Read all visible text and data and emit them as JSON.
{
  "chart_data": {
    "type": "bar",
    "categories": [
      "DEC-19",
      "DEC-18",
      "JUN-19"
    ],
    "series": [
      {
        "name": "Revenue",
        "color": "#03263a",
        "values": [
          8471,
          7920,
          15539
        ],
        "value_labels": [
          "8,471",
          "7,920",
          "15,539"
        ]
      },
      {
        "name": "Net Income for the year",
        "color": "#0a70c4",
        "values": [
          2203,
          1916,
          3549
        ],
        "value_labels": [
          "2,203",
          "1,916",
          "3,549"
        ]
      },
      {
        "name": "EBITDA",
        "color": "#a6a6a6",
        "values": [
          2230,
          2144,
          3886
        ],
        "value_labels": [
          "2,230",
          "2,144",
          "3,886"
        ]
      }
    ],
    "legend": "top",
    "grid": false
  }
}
------------------------------
### PROBLEM REQUIREMENTS
Repeat the listing in full, keeping every line exactly as it is.

### EXERCISE SOLUTION
Read all visible text and data and emit them as JSON.
{
  "chart_data": {
    "type": "bar",
    "categories": [
      "DEC-19",
      "DEC-18",
      "JUN-19"
    ],
    "series": [
      {
        "name": "Revenue",
        "color": "#03263a",
        "values": [
          8471,
          7920,
          15539
        ],
        "value_labels": [
          "8,471",
          "7,920",
          "15,539"
        ]
      },
      {
        "name": "Net Income for the year",
        "color": "#0a70c4",
        "values": [
          2203,
          1916,
          3549
        ],
        "value_labels": [
          "2,203",
          "1,916",
          "3,549"
        ]
      },
      {
        "name": "EBITDA",
        "color": "#a6a6a6",
        "values": [
          2230,
          2144,
          3886
        ],
        "value_labels": [
          "2,230",
          "2,144",
          "3,886"
        ]
      }
    ],
    "legend": "top",
    "grid": false
  }
}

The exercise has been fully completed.